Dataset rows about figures
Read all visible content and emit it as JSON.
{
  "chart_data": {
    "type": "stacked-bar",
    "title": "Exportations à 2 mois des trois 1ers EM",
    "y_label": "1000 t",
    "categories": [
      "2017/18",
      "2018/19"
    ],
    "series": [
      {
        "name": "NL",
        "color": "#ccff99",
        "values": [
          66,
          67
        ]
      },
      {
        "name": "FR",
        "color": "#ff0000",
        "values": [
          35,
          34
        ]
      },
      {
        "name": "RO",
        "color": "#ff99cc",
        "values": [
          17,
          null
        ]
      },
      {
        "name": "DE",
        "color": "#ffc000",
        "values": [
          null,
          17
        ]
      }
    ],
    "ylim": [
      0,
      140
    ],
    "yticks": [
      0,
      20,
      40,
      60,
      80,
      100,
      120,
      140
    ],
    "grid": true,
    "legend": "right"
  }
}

• **Exercise task**: Reproduce the listing above verbatim, from first line to last.

• **Output of the task**:
Read all visible content and emit it as JSON.
{
  "chart_data": {
    "type": "stacked-bar",
    "title": "Exportations à 2 mois des trois 1ers EM",
    "y_label": "1000 t",
    "categories": [
      "2017/18",
      "2018/19"
    ],
    "series": [
      {
        "name": "NL",
        "color": "#ccff99",
        "values": [
          66,
          67
        ]
      },
      {
        "name": "FR",
        "color": "#ff0000",
        "values": [
          35,
          34
        ]
      },
      {
        "name": "RO",
        "color": "#ff99cc",
        "values": [
          17,
          null
        ]
      },
      {
        "name": "DE",
        "color": "#ffc000",
        "values": [
          null,
          17
        ]
      }
    ],
    "ylim": [
      0,
      140
    ],
    "yticks": [
      0,
      20,
      40,
      60,
      80,
      100,
      120,
      140
    ],
    "grid": true,
    "legend": "right"
  }
}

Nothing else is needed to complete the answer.